**Work to do**
Repeat the whole listing exactly as written.

**Extracted material**

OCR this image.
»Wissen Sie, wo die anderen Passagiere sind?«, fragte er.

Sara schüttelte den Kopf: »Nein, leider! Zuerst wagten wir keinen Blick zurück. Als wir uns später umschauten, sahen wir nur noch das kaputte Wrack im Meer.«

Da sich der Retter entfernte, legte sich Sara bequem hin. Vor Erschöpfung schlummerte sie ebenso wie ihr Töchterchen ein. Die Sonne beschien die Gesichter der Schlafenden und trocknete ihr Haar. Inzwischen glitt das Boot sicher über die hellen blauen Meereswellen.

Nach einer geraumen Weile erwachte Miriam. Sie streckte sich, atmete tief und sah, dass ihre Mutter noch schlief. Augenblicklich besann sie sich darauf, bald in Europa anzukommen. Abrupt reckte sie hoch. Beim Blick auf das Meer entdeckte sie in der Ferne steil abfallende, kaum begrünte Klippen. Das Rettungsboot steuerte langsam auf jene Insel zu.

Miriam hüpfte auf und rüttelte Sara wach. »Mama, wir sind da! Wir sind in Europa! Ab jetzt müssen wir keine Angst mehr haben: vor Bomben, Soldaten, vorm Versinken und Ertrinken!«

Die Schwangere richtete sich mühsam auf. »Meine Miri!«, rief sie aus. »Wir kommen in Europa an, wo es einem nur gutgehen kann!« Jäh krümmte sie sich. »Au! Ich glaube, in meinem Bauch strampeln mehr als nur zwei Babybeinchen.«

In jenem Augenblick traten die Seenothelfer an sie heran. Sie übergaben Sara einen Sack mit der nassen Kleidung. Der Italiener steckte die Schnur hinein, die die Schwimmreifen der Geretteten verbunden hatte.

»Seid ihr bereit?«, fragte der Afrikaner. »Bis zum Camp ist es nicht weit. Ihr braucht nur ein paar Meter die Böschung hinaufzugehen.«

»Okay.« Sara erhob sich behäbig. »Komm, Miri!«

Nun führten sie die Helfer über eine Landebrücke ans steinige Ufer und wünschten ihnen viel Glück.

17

**Expected output**
OCR this image.
»Wissen Sie, wo die anderen Passagiere sind?«, fragte er.

Sara schüttelte den Kopf: »Nein, leider! Zuerst wagten wir keinen Blick zurück. Als wir uns später umschauten, sahen wir nur noch das kaputte Wrack im Meer.«

Da sich der Retter entfernte, legte sich Sara bequem hin. Vor Erschöpfung schlummerte sie ebenso wie ihr Töchterchen ein. Die Sonne beschien die Gesichter der Schlafenden und trocknete ihr Haar. Inzwischen glitt das Boot sicher über die hellen blauen Meereswellen.

Nach einer geraumen Weile erwachte Miriam. Sie streckte sich, atmete tief und sah, dass ihre Mutter noch schlief. Augenblicklich besann sie sich darauf, bald in Europa anzukommen. Abrupt reckte sie hoch. Beim Blick auf das Meer entdeckte sie in der Ferne steil abfallende, kaum begrünte Klippen. Das Rettungsboot steuerte langsam auf jene Insel zu.

Miriam hüpfte auf und rüttelte Sara wach. »Mama, wir sind da! Wir sind in Europa! Ab jetzt müssen wir keine Angst mehr haben: vor Bomben, Soldaten, vorm Versinken und Ertrinken!«

Die Schwangere richtete sich mühsam auf. »Meine Miri!«, rief sie aus. »Wir kommen in Europa an, wo es einem nur gutgehen kann!« Jäh krümmte sie sich. »Au! Ich glaube, in meinem Bauch strampeln mehr als nur zwei Babybeinchen.«

In jenem Augenblick traten die Seenothelfer an sie heran. Sie übergaben Sara einen Sack mit der nassen Kleidung. Der Italiener steckte die Schnur hinein, die die Schwimmreifen der Geretteten verbunden hatte.

»Seid ihr bereit?«, fragte der Afrikaner. »Bis zum Camp ist es nicht weit. Ihr braucht nur ein paar Meter die Böschung hinaufzugehen.«

»Okay.« Sara erhob sich behäbig. »Komm, Miri!«

Nun führten sie die Helfer über eine Landebrücke ans steinige Ufer und wünschten ihnen viel Glück.

17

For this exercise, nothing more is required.